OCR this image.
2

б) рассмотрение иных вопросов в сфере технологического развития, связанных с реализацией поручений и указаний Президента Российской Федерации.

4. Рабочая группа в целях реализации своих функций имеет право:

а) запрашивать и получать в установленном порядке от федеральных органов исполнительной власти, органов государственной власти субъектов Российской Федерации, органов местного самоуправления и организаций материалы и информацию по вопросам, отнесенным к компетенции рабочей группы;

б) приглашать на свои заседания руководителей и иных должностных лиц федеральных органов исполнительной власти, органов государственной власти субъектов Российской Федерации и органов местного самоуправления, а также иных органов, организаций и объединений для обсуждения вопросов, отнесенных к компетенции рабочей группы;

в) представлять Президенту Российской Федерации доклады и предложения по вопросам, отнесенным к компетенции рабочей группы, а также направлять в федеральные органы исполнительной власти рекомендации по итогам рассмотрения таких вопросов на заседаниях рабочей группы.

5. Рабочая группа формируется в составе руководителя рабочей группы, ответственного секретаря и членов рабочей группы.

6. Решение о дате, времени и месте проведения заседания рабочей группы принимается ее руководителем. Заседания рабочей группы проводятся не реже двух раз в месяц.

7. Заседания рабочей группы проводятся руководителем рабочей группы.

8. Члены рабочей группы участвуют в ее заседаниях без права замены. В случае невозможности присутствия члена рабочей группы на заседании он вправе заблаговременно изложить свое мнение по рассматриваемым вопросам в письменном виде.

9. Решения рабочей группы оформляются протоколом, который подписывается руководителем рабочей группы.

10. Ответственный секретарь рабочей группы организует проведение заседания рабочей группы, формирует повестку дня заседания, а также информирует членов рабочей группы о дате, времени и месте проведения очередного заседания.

┄┄┄┄┄┄┄┄┄┄

- WHAT YOU WILL DO
Take the records above and return them exactly as written.

- RESPONSE BELOW
OCR this image.
2

б) рассмотрение иных вопросов в сфере технологического развития, связанных с реализацией поручений и указаний Президента Российской Федерации.

4. Рабочая группа в целях реализации своих функций имеет право:

а) запрашивать и получать в установленном порядке от федеральных органов исполнительной власти, органов государственной власти субъектов Российской Федерации, органов местного самоуправления и организаций материалы и информацию по вопросам, отнесенным к компетенции рабочей группы;

б) приглашать на свои заседания руководителей и иных должностных лиц федеральных органов исполнительной власти, органов государственной власти субъектов Российской Федерации и органов местного самоуправления, а также иных органов, организаций и объединений для обсуждения вопросов, отнесенных к компетенции рабочей группы;

в) представлять Президенту Российской Федерации доклады и предложения по вопросам, отнесенным к компетенции рабочей группы, а также направлять в федеральные органы исполнительной власти рекомендации по итогам рассмотрения таких вопросов на заседаниях рабочей группы.

5. Рабочая группа формируется в составе руководителя рабочей группы, ответственного секретаря и членов рабочей группы.

6. Решение о дате, времени и месте проведения заседания рабочей группы принимается ее руководителем. Заседания рабочей группы проводятся не реже двух раз в месяц.

7. Заседания рабочей группы проводятся руководителем рабочей группы.

8. Члены рабочей группы участвуют в ее заседаниях без права замены. В случае невозможности присутствия члена рабочей группы на заседании он вправе заблаговременно изложить свое мнение по рассматриваемым вопросам в письменном виде.

9. Решения рабочей группы оформляются протоколом, который подписывается руководителем рабочей группы.

10. Ответственный секретарь рабочей группы организует проведение заседания рабочей группы, формирует повестку дня заседания, а также информирует членов рабочей группы о дате, времени и месте проведения очередного заседания.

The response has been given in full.